## Supplied passage
▼▼▼

Hackers Sold Yahoo’s 1 Billion User Database for Just $300,000 on Dark Web


Yahoo admitted to two separate breaches this year that affected 500 million and then 1 billion users. Now, the reports from security firms suggest this billion-user database was sold on the dark web for $300,000 late August.

Yahoo database for sale on the dark net

In August 2013, hackers penetrated the email system of Yahoo and gained access to the details of over 1 billion users. Names, email addresses, birth dates, phone numbers, and passwords were all stolen in this mega online theft. Security questions and backup email addresses used to reset lost passwords were also stolen.

Yahoo had absolutely no clue about this hack until a third-party notified the company this year. The company had reported another breach in September this year that affected 500 million users' data. While Yahoo has no idea who was the perpetrator, in its announcement, the company said the 2013 breach seemed to be linked to the 2014 hack by "state-sponsored" hackers.

Attackers also gained access to personal data of millions of military and civilian government employees from a number of countries - an absolute goldmine for a criminal hacker. What then happened to this treasure trove in the last 4 years? Yahoo has no clue. But, private security companies have said the data was sold on the dark net for $300,000.

Speaking to the NYT, Andrew Komarov, chief intelligence officer at InfoArmor said that "three buyers - two known spammers and an entity that appeared more interested in espionage - paid about $300,000 each for a complete copy of the database" from a hacking group believed to be based in Eastern Europe.

Komarov said his company obtained a copy of the database and "alerted military and law enforcement authorities in the United States, Australia, Canada, Britain and the European Union about the breach," who verified the authenticity of the stolen records. Some of them also contacted Yahoo with their concerns. However, he didn't approach the company directly because "he did not trust Yahoo to thoroughly investigate the breach since it could threaten the sale to Verizon."

▲▲▲

## Given information
▼▼▼

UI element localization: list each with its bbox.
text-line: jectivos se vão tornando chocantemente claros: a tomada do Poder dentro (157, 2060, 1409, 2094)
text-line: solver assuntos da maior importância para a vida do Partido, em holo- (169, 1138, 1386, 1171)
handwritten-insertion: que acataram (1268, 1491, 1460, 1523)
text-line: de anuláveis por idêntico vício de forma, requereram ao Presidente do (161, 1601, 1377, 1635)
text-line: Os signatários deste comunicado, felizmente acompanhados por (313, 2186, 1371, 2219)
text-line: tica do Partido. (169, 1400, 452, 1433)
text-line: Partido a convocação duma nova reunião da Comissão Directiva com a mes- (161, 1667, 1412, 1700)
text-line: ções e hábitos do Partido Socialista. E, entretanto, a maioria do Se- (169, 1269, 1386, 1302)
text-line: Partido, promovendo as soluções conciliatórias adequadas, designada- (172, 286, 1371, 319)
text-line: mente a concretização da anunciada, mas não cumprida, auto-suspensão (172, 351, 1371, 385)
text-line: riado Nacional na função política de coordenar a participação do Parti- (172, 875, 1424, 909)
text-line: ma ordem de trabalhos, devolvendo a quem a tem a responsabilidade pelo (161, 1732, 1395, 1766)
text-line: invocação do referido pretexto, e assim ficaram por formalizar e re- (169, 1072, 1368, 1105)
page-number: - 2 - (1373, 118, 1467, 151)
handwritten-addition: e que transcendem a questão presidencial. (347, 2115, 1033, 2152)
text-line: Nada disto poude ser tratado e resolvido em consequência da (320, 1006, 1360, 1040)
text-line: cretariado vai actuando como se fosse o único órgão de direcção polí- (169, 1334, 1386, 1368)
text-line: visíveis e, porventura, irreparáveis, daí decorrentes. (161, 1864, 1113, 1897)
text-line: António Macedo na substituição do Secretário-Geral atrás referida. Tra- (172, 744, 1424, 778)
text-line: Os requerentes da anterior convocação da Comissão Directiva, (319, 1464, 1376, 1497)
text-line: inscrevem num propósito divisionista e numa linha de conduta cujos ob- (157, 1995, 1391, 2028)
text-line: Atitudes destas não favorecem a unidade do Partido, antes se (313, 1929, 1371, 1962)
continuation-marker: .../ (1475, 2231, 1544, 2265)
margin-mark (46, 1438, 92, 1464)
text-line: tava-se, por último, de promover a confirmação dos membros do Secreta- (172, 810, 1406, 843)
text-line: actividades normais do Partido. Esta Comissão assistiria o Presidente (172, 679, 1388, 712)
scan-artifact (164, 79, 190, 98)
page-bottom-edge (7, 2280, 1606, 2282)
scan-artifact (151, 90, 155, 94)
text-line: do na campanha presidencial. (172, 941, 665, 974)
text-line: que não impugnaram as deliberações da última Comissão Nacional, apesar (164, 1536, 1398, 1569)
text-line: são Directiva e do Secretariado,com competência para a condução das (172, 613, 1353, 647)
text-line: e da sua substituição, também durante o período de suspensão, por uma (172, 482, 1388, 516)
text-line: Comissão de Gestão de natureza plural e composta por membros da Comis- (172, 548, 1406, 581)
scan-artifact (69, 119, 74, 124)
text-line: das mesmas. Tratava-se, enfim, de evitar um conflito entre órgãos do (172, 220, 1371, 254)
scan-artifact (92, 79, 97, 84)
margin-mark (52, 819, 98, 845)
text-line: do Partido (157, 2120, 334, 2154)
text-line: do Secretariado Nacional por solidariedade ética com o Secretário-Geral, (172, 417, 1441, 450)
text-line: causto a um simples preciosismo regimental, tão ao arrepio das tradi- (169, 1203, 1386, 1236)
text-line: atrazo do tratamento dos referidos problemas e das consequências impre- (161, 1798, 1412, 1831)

▲▲▲

## What to do
a. Answer these from the Yahoo breach article:
(i) In what month and year did hackers penetrate Yahoo's email system?
(ii) How many users' data did the breach Yahoo reported in September affect?
(iii) At which company is Andrew Komarov chief intelligence officer?
b. Write the next few paragraphs of the Yahoo breach article, picking up after its final sentence.

## Your written answers
a.
(i) August 2013
(ii) 500 million
(iii) InfoArmor

b.
Recommended: Security experts warn not to trust anymore; here's how to delete your account

The information, if true, shows the true worth of a user's security. It only costs $300,000 to have access to data of over a billion people, including business, military and government officials. This means each account is worth just $0.0003 to hackers. The database of 1 billion Yahoo accounts is currently receiving bids as low as $20,000 since the data is much less valuable now as Yahoo has forced a password reset.

While many users shrug off these concerns, saying they stopped using Yahoo a long time ago, it poses a legitimate threat, especially in targeted attacks. Many also use the same credentials for multiple accounts, not to mention the spear-phishing and identity theft issues that would have resulted from this data mine.

Yahoo still doesn't know who attacked it in 2013, or how they got in. The breach is the largest attack of any company ever. The FBI said that it's investigating the breach, however, Yahoo said it hasn't been able to verify Komarov’s claims yet.

The company's deal with Verizon is also in limbo. Verizon had asked for a billion dollar discount on the $4.8 billion deal after the September announcement of the breach that affected 500m users. Following Wednesday's news, the company is weighing its options and might just walk away.